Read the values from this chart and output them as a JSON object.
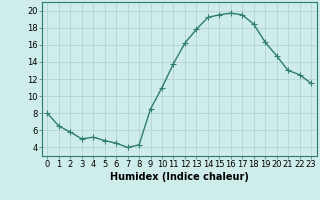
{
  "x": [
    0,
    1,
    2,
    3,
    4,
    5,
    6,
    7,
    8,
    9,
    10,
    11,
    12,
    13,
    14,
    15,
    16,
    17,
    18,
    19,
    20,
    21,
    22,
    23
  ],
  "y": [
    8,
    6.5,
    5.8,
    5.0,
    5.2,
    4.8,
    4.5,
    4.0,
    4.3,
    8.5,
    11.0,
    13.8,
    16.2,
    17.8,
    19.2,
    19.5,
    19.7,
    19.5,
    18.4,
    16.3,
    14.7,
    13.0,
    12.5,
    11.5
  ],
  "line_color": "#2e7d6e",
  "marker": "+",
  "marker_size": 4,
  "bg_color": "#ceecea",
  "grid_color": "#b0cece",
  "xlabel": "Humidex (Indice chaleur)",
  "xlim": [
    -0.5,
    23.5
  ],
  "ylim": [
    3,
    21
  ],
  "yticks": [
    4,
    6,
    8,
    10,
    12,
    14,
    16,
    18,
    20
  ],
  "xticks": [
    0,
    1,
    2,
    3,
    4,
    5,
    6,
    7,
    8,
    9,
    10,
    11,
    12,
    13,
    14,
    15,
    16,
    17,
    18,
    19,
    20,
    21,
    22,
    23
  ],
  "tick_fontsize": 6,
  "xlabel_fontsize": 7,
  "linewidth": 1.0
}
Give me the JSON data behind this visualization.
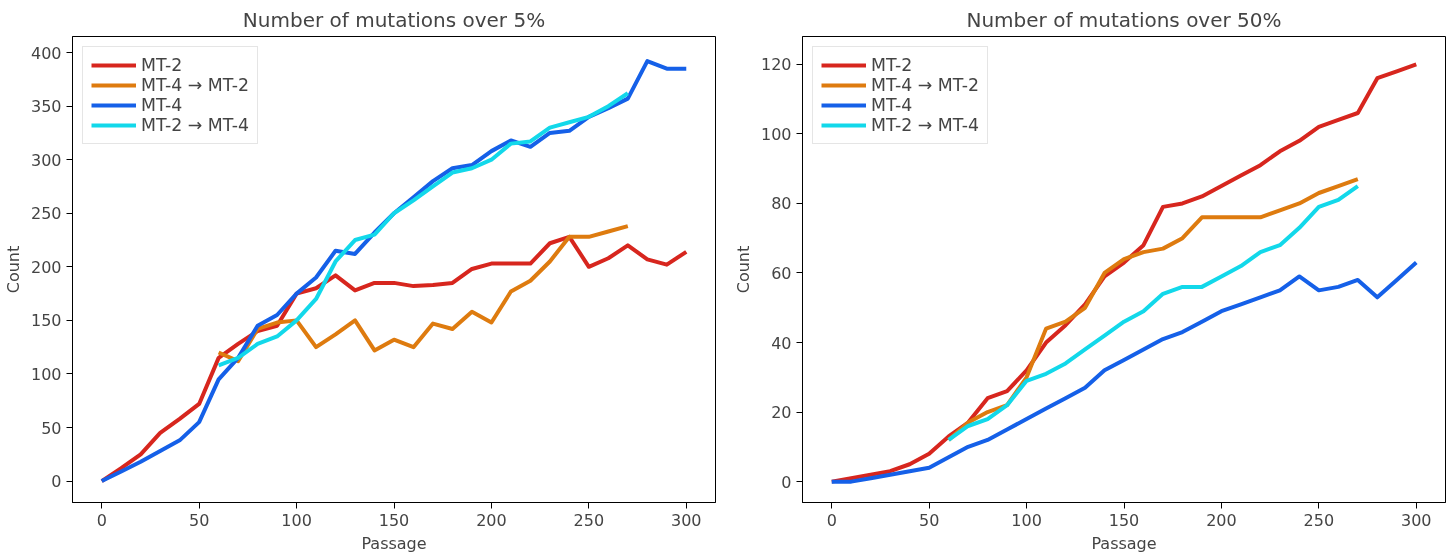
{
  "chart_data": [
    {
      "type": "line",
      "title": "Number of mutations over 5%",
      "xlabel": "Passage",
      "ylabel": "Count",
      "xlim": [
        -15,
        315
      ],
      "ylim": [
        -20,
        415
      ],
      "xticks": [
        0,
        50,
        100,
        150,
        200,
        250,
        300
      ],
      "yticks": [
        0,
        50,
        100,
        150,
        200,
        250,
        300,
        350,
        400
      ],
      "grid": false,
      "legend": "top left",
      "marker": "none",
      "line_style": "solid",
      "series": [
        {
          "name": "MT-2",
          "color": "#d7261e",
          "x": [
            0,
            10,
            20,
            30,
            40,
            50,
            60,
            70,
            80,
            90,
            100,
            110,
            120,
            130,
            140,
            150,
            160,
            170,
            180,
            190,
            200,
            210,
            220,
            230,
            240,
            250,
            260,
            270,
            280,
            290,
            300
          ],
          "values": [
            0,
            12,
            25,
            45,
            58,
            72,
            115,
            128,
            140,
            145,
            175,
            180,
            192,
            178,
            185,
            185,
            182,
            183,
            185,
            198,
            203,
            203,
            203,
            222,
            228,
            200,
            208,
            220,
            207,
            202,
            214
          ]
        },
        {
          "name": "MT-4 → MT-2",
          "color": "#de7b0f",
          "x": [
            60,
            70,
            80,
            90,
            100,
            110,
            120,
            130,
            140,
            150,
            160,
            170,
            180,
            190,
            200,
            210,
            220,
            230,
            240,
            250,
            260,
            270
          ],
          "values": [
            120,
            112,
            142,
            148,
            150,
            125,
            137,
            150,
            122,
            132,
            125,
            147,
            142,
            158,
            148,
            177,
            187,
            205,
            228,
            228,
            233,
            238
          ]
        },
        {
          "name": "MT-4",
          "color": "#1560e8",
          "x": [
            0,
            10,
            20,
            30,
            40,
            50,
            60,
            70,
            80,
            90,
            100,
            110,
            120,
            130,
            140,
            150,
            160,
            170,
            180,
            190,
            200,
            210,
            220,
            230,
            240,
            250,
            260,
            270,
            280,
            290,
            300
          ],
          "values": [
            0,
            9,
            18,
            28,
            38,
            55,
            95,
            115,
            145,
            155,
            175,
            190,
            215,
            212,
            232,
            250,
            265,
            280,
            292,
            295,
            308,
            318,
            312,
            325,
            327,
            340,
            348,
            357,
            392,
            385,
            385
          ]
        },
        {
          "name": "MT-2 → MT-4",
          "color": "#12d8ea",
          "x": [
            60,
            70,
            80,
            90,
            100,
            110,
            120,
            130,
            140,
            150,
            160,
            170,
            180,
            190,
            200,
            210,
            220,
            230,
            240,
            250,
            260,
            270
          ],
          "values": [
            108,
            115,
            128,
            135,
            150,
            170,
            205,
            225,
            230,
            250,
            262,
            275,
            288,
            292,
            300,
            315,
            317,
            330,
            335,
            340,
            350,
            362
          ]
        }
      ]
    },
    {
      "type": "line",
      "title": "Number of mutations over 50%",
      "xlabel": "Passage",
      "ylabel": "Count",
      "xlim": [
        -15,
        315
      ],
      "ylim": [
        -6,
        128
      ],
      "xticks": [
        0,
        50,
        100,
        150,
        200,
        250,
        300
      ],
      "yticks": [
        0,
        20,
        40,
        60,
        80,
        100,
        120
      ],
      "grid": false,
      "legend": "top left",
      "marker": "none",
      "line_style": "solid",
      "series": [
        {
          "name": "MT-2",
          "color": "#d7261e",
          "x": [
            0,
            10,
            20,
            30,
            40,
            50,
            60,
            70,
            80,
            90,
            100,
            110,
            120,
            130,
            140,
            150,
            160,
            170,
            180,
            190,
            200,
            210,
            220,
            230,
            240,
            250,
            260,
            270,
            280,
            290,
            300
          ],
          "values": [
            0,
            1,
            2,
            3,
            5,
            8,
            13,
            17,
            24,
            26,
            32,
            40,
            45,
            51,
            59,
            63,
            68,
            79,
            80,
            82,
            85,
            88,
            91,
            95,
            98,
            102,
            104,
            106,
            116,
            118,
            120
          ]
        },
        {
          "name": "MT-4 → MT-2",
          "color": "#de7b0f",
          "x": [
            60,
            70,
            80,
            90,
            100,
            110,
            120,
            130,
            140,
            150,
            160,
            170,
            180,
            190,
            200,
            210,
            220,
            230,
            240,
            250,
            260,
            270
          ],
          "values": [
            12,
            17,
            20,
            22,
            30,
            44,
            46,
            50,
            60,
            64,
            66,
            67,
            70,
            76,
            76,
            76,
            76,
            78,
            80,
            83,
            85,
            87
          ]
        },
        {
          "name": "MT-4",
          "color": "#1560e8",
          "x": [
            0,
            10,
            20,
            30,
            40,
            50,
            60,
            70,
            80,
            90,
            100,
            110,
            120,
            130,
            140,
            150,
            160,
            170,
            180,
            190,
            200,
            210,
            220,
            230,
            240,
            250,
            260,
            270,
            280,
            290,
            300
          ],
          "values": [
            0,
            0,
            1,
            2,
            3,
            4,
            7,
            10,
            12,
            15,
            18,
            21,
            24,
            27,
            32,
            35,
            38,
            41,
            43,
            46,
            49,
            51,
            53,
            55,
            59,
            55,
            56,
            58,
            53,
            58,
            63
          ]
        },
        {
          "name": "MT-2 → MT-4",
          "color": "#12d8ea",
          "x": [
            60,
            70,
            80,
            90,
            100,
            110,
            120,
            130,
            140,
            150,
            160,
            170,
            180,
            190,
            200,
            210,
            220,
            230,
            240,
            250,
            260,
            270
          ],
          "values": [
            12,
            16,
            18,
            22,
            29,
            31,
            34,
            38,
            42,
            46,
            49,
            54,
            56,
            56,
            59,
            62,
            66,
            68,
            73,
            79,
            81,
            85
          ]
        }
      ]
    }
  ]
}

* * *

=== WHAT YOU SHOULD DO ===
Nothing in the entries should change as you copy them, except that the pictures are left out.

=== ANSWER TO THE TASK ===
Read the values from this chart and output them as a JSON object.
{
  "x": [
    0,
    1,
    2,
    3,
    4,
    5,
    6,
    7,
    8,
    9,
    10,
    11,
    12,
    13,
    14,
    15,
    16,
    17,
    18,
    19,
    20,
    21,
    22,
    23
  ],
  "y": [
    8,
    6.5,
    5.8,
    5.0,
    5.2,
    4.8,
    4.5,
    4.0,
    4.3,
    8.5,
    11.0,
    13.8,
    16.2,
    17.8,
    19.2,
    19.5,
    19.7,
    19.5,
    18.4,
    16.3,
    14.7,
    13.0,
    12.5,
    11.5
  ],
  "line_color": "#2e7d6e",
  "marker": "+",
  "marker_size": 4,
  "bg_color": "#ceecea",
  "grid_color": "#b0cece",
  "xlabel": "Humidex (Indice chaleur)",
  "xlim": [
    -0.5,
    23.5
  ],
  "ylim": [
    3,
    21
  ],
  "yticks": [
    4,
    6,
    8,
    10,
    12,
    14,
    16,
    18,
    20
  ],
  "xticks": [
    0,
    1,
    2,
    3,
    4,
    5,
    6,
    7,
    8,
    9,
    10,
    11,
    12,
    13,
    14,
    15,
    16,
    17,
    18,
    19,
    20,
    21,
    22,
    23
  ],
  "tick_fontsize": 6,
  "xlabel_fontsize": 7,
  "linewidth": 1.0
}
Give me the JSON data behind this visualization.
{
  "chart_data": [
    {
      "type": "line",
      "title": "Number of mutations over 5%",
      "xlabel": "Passage",
      "ylabel": "Count",
      "xlim": [
        -15,
        315
      ],
      "ylim": [
        -20,
        415
      ],
      "xticks": [
        0,
        50,
        100,
        150,
        200,
        250,
        300
      ],
      "yticks": [
        0,
        50,
        100,
        150,
        200,
        250,
        300,
        350,
        400
      ],
      "grid": false,
      "legend": "top left",
      "marker": "none",
      "line_style": "solid",
      "series": [
        {
          "name": "MT-2",
          "color": "#d7261e",
          "x": [
            0,
            10,
            20,
            30,
            40,
            50,
            60,
            70,
            80,
            90,
            100,
            110,
            120,
            130,
            140,
            150,
            160,
            170,
            180,
            190,
            200,
            210,
            220,
            230,
            240,
            250,
            260,
            270,
            280,
            290,
            300
          ],
          "values": [
            0,
            12,
            25,
            45,
            58,
            72,
            115,
            128,
            140,
            145,
            175,
            180,
            192,
            178,
            185,
            185,
            182,
            183,
            185,
            198,
            203,
            203,
            203,
            222,
            228,
            200,
            208,
            220,
            207,
            202,
            214
          ]
        },
        {
          "name": "MT-4 → MT-2",
          "color": "#de7b0f",
          "x": [
            60,
            70,
            80,
            90,
            100,
            110,
            120,
            130,
            140,
            150,
            160,
            170,
            180,
            190,
            200,
            210,
            220,
            230,
            240,
            250,
            260,
            270
          ],
          "values": [
            120,
            112,
            142,
            148,
            150,
            125,
            137,
            150,
            122,
            132,
            125,
            147,
            142,
            158,
            148,
            177,
            187,
            205,
            228,
            228,
            233,
            238
          ]
        },
        {
          "name": "MT-4",
          "color": "#1560e8",
          "x": [
            0,
            10,
            20,
            30,
            40,
            50,
            60,
            70,
            80,
            90,
            100,
            110,
            120,
            130,
            140,
            150,
            160,
            170,
            180,
            190,
            200,
            210,
            220,
            230,
            240,
            250,
            260,
            270,
            280,
            290,
            300
          ],
          "values": [
            0,
            9,
            18,
            28,
            38,
            55,
            95,
            115,
            145,
            155,
            175,
            190,
            215,
            212,
            232,
            250,
            265,
            280,
            292,
            295,
            308,
            318,
            312,
            325,
            327,
            340,
            348,
            357,
            392,
            385,
            385
          ]
        },
        {
          "name": "MT-2 → MT-4",
          "color": "#12d8ea",
          "x": [
            60,
            70,
            80,
            90,
            100,
            110,
            120,
            130,
            140,
            150,
            160,
            170,
            180,
            190,
            200,
            210,
            220,
            230,
            240,
            250,
            260,
            270
          ],
          "values": [
            108,
            115,
            128,
            135,
            150,
            170,
            205,
            225,
            230,
            250,
            262,
            275,
            288,
            292,
            300,
            315,
            317,
            330,
            335,
            340,
            350,
            362
          ]
        }
      ]
    },
    {
      "type": "line",
      "title": "Number of mutations over 50%",
      "xlabel": "Passage",
      "ylabel": "Count",
      "xlim": [
        -15,
        315
      ],
      "ylim": [
        -6,
        128
      ],
      "xticks": [
        0,
        50,
        100,
        150,
        200,
        250,
        300
      ],
      "yticks": [
        0,
        20,
        40,
        60,
        80,
        100,
        120
      ],
      "grid": false,
      "legend": "top left",
      "marker": "none",
      "line_style": "solid",
      "series": [
        {
          "name": "MT-2",
          "color": "#d7261e",
          "x": [
            0,
            10,
            20,
            30,
            40,
            50,
            60,
            70,
            80,
            90,
            100,
            110,
            120,
            130,
            140,
            150,
            160,
            170,
            180,
            190,
            200,
            210,
            220,
            230,
            240,
            250,
            260,
            270,
            280,
            290,
            300
          ],
          "values": [
            0,
            1,
            2,
            3,
            5,
            8,
            13,
            17,
            24,
            26,
            32,
            40,
            45,
            51,
            59,
            63,
            68,
            79,
            80,
            82,
            85,
            88,
            91,
            95,
            98,
            102,
            104,
            106,
            116,
            118,
            120
          ]
        },
        {
          "name": "MT-4 → MT-2",
          "color": "#de7b0f",
          "x": [
            60,
            70,
            80,
            90,
            100,
            110,
            120,
            130,
            140,
            150,
            160,
            170,
            180,
            190,
            200,
            210,
            220,
            230,
            240,
            250,
            260,
            270
          ],
          "values": [
            12,
            17,
            20,
            22,
            30,
            44,
            46,
            50,
            60,
            64,
            66,
            67,
            70,
            76,
            76,
            76,
            76,
            78,
            80,
            83,
            85,
            87
          ]
        },
        {
          "name": "MT-4",
          "color": "#1560e8",
          "x": [
            0,
            10,
            20,
            30,
            40,
            50,
            60,
            70,
            80,
            90,
            100,
            110,
            120,
            130,
            140,
            150,
            160,
            170,
            180,
            190,
            200,
            210,
            220,
            230,
            240,
            250,
            260,
            270,
            280,
            290,
            300
          ],
          "values": [
            0,
            0,
            1,
            2,
            3,
            4,
            7,
            10,
            12,
            15,
            18,
            21,
            24,
            27,
            32,
            35,
            38,
            41,
            43,
            46,
            49,
            51,
            53,
            55,
            59,
            55,
            56,
            58,
            53,
            58,
            63
          ]
        },
        {
          "name": "MT-2 → MT-4",
          "color": "#12d8ea",
          "x": [
            60,
            70,
            80,
            90,
            100,
            110,
            120,
            130,
            140,
            150,
            160,
            170,
            180,
            190,
            200,
            210,
            220,
            230,
            240,
            250,
            260,
            270
          ],
          "values": [
            12,
            16,
            18,
            22,
            29,
            31,
            34,
            38,
            42,
            46,
            49,
            54,
            56,
            56,
            59,
            62,
            66,
            68,
            73,
            79,
            81,
            85
          ]
        }
      ]
    }
  ]
}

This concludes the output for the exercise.